Given task
Copy everything from the start of the data down to the line containing "menu-item-clustermarket-product[interactable]: CP Clustermarket", with that line included.

Source records
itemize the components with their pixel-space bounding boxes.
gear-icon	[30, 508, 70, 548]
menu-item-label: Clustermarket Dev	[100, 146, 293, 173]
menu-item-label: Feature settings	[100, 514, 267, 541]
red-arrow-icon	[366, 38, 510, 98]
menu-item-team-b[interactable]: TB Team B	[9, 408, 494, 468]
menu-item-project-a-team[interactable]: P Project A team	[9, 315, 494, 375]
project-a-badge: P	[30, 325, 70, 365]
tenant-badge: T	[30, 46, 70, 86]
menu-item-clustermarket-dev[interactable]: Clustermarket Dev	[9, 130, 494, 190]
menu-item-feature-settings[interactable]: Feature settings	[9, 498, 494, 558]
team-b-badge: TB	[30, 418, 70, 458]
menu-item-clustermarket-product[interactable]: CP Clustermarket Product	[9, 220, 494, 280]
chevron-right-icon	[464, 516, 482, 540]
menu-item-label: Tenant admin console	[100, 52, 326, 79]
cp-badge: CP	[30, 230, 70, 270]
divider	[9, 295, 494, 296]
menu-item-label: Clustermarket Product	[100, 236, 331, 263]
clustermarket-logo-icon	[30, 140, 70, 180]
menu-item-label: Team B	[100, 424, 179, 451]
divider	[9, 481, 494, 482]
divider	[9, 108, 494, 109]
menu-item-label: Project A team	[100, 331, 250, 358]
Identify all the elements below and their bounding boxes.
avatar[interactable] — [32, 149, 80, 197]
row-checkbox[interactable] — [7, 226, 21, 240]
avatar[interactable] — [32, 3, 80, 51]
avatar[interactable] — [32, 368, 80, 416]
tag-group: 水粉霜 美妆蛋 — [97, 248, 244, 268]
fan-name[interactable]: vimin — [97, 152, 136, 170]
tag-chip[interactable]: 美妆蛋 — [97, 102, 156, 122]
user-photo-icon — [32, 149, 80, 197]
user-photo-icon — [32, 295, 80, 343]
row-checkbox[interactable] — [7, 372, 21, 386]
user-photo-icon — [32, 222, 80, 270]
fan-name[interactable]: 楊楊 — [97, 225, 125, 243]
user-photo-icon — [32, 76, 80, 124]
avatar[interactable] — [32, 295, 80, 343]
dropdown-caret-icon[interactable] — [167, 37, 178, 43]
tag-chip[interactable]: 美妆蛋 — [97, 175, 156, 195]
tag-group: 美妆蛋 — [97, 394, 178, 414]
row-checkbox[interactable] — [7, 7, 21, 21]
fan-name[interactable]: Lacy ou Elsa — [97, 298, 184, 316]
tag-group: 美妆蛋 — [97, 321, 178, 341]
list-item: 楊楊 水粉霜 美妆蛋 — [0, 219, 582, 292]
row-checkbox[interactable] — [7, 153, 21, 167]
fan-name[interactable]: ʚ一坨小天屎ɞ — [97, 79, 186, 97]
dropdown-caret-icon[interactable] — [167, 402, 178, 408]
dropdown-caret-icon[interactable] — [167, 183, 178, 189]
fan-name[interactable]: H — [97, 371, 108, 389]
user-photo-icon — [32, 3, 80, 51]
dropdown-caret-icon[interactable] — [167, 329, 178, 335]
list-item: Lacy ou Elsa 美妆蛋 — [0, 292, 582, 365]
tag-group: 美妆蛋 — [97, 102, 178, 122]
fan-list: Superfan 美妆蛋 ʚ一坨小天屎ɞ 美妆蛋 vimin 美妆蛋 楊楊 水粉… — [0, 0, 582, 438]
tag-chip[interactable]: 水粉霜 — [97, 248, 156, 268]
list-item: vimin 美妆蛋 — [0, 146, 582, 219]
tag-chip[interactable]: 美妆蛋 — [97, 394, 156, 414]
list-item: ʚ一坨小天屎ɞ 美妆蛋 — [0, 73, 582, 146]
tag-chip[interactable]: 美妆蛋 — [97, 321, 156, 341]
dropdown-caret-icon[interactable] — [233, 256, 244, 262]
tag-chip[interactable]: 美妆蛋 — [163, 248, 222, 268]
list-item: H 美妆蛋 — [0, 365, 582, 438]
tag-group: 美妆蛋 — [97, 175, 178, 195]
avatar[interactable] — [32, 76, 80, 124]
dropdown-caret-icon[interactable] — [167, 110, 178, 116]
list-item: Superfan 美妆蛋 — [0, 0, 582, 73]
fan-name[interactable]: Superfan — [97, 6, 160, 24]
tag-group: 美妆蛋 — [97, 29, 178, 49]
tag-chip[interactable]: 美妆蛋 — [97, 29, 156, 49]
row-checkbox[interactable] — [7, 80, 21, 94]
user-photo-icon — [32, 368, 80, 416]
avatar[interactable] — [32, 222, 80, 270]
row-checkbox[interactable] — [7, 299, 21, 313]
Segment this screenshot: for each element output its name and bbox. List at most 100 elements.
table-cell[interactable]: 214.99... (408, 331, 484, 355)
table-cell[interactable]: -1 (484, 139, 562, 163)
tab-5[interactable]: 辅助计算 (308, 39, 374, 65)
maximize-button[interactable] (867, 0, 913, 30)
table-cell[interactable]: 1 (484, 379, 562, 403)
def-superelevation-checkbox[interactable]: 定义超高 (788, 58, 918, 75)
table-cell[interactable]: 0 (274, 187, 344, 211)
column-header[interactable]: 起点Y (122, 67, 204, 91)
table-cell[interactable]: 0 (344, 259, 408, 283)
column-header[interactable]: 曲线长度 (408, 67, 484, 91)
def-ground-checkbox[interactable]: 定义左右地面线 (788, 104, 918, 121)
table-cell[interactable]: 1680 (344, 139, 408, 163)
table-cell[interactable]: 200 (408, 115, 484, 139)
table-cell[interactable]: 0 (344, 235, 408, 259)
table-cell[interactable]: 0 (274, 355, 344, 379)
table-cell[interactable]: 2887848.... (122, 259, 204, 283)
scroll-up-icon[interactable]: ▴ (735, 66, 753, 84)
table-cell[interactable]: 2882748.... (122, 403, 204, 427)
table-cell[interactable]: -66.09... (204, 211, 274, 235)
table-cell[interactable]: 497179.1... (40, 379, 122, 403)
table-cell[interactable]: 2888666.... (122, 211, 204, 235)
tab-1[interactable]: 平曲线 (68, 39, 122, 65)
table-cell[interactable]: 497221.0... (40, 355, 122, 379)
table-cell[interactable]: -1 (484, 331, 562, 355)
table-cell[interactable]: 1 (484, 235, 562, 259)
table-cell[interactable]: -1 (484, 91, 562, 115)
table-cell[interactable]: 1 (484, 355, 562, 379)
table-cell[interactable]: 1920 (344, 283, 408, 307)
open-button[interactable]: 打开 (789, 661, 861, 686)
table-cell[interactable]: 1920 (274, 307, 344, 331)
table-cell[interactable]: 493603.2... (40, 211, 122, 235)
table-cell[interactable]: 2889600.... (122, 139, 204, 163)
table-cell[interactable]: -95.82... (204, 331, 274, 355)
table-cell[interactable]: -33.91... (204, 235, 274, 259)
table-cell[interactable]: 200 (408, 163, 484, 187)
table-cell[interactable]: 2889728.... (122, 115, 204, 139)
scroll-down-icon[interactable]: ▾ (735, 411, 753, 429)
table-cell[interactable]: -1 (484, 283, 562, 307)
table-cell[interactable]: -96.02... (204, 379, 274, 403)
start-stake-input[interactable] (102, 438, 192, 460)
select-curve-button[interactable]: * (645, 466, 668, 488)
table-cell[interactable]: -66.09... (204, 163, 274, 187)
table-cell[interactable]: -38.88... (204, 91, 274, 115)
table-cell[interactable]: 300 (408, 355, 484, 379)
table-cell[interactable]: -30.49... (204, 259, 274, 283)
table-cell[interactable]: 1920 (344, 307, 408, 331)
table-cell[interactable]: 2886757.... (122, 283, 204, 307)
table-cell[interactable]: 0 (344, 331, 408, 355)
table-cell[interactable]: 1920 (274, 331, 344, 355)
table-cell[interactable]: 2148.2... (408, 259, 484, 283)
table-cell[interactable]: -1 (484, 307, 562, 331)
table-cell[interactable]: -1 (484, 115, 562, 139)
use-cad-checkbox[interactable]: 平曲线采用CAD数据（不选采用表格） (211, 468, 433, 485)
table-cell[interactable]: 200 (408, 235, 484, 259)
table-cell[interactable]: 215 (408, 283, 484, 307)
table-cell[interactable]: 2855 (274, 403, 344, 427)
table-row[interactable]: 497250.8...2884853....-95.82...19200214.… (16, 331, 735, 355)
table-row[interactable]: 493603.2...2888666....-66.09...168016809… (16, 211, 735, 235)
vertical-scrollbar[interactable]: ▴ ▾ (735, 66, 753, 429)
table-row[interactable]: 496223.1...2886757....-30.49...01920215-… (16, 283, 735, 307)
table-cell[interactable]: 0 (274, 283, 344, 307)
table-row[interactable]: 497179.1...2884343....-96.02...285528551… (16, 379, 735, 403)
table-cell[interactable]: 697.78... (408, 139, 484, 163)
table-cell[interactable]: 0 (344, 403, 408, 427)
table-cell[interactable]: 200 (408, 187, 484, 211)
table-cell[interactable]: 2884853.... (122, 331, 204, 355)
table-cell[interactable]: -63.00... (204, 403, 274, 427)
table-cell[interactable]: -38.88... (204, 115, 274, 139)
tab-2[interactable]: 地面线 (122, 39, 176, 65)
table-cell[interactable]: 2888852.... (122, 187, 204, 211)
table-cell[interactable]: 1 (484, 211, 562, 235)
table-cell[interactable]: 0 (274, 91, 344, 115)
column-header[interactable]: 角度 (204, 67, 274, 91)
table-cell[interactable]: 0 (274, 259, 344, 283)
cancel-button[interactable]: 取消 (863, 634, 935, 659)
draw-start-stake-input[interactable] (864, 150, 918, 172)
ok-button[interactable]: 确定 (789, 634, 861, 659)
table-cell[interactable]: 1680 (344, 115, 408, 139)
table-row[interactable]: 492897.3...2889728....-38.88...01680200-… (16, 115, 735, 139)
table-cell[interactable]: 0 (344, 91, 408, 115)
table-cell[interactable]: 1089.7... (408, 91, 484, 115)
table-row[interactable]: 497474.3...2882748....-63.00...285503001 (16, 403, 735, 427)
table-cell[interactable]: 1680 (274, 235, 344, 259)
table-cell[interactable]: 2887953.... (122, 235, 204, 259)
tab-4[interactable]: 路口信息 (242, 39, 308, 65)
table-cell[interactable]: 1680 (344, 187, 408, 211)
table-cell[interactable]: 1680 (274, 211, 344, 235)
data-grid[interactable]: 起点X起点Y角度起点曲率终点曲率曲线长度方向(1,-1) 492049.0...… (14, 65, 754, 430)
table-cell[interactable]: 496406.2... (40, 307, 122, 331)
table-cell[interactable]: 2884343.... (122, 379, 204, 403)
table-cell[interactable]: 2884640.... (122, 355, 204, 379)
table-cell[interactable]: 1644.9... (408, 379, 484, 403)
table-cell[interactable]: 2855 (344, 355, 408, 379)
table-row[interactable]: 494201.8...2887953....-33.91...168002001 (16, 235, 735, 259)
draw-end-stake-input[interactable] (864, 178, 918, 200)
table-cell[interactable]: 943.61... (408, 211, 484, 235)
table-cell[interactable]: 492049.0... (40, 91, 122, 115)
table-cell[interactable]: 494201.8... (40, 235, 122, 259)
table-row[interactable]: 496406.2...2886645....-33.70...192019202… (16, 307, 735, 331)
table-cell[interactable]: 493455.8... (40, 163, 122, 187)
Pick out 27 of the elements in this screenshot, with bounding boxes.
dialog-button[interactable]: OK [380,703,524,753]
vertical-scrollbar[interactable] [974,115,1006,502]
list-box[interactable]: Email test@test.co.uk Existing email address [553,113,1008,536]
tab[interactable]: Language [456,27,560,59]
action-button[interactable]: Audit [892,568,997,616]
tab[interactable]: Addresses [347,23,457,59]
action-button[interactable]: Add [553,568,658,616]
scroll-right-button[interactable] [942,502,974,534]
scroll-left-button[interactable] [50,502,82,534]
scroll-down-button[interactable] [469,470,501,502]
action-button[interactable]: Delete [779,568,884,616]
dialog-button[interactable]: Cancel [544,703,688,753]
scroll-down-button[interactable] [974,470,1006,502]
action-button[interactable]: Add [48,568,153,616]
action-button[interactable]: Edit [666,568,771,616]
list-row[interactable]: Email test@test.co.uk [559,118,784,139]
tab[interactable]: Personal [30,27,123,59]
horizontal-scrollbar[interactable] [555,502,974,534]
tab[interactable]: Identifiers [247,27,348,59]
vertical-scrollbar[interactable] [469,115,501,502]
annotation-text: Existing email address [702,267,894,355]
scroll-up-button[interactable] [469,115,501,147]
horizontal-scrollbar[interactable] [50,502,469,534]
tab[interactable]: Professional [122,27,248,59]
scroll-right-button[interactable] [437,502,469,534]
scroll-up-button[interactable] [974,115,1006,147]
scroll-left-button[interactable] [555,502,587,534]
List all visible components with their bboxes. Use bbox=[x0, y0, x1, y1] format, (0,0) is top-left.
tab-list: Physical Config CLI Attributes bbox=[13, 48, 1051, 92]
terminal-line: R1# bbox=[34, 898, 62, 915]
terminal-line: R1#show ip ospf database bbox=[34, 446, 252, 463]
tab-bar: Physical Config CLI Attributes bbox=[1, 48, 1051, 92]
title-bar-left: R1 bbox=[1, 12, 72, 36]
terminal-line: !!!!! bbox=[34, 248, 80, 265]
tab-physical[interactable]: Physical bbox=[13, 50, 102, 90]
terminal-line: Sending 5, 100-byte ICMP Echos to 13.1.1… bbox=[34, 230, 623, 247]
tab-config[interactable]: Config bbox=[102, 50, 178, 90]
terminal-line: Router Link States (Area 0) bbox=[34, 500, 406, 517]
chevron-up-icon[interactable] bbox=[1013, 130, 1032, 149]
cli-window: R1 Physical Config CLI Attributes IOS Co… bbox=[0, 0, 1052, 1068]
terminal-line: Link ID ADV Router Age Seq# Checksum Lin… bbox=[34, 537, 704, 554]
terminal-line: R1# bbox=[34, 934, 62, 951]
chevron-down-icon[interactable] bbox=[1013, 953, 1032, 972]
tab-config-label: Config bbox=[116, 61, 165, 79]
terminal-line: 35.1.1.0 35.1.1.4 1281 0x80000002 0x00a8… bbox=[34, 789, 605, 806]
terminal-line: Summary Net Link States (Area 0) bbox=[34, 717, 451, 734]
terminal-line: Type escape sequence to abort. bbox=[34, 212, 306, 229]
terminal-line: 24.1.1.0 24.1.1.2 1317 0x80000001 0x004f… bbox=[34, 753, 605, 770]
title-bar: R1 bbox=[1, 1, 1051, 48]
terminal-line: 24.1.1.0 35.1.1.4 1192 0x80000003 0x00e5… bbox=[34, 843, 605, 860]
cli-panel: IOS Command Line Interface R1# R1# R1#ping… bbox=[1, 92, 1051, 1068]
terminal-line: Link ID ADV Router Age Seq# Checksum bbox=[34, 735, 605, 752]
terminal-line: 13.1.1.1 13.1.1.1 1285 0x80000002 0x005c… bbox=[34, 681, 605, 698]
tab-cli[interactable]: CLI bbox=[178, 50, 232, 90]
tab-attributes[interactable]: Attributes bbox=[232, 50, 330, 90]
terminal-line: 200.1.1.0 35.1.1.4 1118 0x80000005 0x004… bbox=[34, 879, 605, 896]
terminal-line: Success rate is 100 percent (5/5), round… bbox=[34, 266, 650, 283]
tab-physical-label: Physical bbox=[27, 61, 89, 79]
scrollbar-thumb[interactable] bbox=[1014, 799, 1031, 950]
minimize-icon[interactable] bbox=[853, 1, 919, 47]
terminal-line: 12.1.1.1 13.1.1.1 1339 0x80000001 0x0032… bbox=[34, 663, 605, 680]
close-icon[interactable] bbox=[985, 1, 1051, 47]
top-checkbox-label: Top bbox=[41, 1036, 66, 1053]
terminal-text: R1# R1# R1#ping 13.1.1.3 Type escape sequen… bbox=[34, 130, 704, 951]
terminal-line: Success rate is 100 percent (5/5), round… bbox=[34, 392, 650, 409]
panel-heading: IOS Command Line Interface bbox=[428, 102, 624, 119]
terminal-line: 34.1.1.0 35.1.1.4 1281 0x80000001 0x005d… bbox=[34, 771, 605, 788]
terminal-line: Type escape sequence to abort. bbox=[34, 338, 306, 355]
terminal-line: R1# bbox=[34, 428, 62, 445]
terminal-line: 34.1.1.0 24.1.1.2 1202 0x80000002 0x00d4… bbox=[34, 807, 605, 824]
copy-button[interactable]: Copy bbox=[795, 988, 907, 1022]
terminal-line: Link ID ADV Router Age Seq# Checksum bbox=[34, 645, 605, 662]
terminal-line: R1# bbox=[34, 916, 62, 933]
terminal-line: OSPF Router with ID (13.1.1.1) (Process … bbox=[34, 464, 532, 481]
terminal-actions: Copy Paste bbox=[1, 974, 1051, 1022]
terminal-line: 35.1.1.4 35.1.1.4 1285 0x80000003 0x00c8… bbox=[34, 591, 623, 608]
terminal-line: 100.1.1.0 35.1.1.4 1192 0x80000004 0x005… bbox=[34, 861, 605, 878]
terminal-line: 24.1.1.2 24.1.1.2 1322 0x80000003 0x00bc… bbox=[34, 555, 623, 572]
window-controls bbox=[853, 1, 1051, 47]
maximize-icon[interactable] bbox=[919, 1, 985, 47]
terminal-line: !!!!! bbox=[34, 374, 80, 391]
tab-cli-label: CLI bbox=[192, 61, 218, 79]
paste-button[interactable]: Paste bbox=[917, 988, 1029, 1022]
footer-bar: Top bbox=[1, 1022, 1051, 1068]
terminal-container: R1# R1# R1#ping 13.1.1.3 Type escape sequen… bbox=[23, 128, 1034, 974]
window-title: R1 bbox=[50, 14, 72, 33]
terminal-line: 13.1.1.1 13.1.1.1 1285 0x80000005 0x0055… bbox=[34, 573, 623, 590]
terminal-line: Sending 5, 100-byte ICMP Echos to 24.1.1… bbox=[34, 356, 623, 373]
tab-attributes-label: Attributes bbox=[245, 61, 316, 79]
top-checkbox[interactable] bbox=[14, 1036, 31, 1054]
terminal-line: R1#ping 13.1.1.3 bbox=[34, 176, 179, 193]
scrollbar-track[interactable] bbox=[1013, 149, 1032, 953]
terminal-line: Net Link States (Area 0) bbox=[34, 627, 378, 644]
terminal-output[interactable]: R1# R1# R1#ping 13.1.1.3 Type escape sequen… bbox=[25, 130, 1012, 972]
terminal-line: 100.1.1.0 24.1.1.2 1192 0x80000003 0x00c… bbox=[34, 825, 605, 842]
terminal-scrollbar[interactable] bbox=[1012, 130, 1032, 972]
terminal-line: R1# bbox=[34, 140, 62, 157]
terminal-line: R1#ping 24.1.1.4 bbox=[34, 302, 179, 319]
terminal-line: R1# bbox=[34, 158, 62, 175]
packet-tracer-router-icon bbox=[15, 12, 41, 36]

Solution for this problem
itemize the components with their pixel-space bounding boxes.
gear-icon	[30, 508, 70, 548]
menu-item-label: Clustermarket Dev	[100, 146, 293, 173]
menu-item-label: Feature settings	[100, 514, 267, 541]
red-arrow-icon	[366, 38, 510, 98]
menu-item-team-b[interactable]: TB Team B	[9, 408, 494, 468]
menu-item-project-a-team[interactable]: P Project A team	[9, 315, 494, 375]
project-a-badge: P	[30, 325, 70, 365]
tenant-badge: T	[30, 46, 70, 86]
menu-item-clustermarket-dev[interactable]: Clustermarket Dev	[9, 130, 494, 190]
menu-item-feature-settings[interactable]: Feature settings	[9, 498, 494, 558]
team-b-badge: TB	[30, 418, 70, 458]
menu-item-clustermarket-product[interactable]: CP Clustermarket Product	[9, 220, 494, 280]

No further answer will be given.